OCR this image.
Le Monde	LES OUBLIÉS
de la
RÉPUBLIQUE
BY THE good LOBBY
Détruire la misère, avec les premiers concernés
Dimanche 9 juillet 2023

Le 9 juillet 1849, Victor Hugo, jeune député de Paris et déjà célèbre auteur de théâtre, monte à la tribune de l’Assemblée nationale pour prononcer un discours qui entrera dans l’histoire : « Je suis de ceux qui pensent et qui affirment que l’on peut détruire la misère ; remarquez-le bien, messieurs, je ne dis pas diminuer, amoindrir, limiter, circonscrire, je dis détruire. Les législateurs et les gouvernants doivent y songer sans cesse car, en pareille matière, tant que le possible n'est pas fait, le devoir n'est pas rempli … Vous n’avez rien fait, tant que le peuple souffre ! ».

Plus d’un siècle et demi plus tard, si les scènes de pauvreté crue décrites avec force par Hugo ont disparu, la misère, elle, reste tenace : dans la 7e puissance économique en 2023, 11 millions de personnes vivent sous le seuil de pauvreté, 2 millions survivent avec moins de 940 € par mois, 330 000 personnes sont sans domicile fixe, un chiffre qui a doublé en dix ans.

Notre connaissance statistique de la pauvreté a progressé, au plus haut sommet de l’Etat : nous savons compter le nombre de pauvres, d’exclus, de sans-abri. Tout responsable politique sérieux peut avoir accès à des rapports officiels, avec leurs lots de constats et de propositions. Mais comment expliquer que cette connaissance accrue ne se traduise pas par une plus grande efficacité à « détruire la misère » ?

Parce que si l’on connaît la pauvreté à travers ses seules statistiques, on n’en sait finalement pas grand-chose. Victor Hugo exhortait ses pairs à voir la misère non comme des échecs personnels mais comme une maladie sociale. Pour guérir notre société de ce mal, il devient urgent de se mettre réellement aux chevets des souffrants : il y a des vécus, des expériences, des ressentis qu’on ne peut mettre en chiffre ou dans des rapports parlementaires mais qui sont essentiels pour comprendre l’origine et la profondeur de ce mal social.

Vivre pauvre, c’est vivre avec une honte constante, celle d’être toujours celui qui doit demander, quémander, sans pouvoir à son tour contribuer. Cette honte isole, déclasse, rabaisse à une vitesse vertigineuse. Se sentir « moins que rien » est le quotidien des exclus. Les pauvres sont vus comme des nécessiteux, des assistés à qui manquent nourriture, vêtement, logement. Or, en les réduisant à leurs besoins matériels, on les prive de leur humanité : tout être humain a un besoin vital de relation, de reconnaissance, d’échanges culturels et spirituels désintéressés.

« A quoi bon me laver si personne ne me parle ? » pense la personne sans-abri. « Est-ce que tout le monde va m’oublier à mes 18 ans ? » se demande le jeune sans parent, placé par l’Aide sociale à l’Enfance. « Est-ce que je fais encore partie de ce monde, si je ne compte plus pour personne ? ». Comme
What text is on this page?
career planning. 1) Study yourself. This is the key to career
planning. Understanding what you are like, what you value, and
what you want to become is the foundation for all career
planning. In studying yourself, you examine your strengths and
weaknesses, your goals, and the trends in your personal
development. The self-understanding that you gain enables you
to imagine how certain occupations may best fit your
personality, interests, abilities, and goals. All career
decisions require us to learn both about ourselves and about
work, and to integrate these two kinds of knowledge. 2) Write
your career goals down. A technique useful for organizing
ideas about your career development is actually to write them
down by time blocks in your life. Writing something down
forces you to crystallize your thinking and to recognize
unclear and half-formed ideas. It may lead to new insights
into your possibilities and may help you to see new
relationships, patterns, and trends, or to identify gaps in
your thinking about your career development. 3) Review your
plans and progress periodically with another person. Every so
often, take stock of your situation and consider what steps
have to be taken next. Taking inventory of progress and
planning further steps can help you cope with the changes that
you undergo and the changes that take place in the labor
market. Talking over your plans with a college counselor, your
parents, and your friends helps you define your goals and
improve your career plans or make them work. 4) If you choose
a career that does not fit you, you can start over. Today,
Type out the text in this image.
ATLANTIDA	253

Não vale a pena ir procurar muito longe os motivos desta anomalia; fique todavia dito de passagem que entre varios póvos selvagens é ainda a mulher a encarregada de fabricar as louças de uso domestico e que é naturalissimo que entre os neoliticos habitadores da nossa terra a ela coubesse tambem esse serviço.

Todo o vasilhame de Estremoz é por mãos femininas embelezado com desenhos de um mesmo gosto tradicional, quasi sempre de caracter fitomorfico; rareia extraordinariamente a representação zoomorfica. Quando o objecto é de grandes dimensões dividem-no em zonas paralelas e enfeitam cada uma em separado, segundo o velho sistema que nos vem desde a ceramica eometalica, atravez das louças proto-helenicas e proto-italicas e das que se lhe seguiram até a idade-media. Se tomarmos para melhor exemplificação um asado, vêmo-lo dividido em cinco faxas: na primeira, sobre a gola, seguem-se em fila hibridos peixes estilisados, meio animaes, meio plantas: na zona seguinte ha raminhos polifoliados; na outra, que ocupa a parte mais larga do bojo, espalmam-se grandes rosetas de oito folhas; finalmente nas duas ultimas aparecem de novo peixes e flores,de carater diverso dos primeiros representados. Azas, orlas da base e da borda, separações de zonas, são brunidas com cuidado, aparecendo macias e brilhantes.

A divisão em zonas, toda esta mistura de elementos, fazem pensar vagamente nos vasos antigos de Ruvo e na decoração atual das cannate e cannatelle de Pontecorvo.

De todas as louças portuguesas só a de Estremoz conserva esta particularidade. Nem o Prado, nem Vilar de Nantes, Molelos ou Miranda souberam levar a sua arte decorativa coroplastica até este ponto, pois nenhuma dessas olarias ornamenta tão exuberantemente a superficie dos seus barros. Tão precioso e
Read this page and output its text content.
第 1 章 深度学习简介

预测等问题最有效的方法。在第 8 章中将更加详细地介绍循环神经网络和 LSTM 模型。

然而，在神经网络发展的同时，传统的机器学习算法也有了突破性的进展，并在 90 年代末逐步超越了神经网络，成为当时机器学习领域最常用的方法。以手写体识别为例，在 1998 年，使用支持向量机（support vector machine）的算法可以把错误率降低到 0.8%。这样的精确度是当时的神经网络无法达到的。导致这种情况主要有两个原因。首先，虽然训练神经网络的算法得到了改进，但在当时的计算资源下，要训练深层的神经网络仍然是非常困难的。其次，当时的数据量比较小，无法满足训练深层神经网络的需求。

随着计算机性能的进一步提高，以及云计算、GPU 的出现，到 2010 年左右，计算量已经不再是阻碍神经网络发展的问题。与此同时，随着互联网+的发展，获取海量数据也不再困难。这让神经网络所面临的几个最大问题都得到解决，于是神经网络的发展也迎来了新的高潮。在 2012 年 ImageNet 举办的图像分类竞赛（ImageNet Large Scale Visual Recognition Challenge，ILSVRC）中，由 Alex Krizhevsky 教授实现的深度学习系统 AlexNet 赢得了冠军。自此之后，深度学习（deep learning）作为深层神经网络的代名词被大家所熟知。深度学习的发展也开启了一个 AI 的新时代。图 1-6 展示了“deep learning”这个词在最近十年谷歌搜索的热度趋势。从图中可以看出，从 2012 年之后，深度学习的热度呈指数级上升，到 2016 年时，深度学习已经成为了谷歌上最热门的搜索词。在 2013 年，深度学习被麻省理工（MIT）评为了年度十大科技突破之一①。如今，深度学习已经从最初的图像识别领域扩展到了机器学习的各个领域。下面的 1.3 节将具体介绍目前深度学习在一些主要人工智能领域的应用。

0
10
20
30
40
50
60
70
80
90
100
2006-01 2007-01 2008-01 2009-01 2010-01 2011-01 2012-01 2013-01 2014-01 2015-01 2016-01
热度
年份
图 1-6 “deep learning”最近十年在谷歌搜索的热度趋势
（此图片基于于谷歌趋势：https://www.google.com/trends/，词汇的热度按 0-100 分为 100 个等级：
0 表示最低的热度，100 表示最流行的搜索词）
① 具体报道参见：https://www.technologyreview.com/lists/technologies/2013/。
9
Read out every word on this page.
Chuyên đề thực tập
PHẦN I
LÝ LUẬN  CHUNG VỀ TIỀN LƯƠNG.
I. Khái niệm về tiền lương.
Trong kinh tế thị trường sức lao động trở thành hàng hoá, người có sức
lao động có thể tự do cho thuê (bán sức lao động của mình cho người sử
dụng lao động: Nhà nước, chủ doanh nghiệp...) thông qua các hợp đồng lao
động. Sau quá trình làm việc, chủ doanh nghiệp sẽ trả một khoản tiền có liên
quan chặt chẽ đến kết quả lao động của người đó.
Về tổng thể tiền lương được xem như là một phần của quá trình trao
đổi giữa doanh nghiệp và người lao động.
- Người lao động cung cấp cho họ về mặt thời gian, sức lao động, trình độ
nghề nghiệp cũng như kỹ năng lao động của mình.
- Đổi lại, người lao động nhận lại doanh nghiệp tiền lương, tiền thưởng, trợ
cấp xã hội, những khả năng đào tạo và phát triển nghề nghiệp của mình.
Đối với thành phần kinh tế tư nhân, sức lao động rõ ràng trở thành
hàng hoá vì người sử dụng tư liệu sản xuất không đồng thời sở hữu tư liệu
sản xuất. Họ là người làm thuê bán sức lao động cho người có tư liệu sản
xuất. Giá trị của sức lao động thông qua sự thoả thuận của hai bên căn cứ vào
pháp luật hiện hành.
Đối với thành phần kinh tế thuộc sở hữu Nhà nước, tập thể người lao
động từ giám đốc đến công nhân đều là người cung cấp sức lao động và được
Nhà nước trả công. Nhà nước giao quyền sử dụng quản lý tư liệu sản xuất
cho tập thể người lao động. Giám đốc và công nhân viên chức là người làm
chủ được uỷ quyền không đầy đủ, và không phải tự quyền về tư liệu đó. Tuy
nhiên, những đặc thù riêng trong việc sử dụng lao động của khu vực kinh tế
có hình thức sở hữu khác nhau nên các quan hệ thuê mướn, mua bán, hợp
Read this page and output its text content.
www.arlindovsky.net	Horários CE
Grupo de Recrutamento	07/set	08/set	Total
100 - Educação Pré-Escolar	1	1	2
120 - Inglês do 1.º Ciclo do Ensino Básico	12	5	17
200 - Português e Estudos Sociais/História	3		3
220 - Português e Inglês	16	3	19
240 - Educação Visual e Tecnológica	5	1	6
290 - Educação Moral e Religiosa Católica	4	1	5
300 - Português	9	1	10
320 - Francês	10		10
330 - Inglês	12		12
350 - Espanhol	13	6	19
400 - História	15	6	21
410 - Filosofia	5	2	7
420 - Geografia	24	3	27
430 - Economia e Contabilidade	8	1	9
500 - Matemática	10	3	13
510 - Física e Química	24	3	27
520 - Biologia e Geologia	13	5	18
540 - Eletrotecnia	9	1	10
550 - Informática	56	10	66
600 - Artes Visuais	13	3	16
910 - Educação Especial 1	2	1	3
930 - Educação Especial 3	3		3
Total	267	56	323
━━━
- Goal: In the entries above, identify every line with the string "không".

- Answer in full:
hàng hoá vì người sử dụng tư liệu sản xuất không đồng thời sở hữu tư liệu
chủ được uỷ quyền không đầy đủ, và không phải tự quyền về tư liệu đó. Tuy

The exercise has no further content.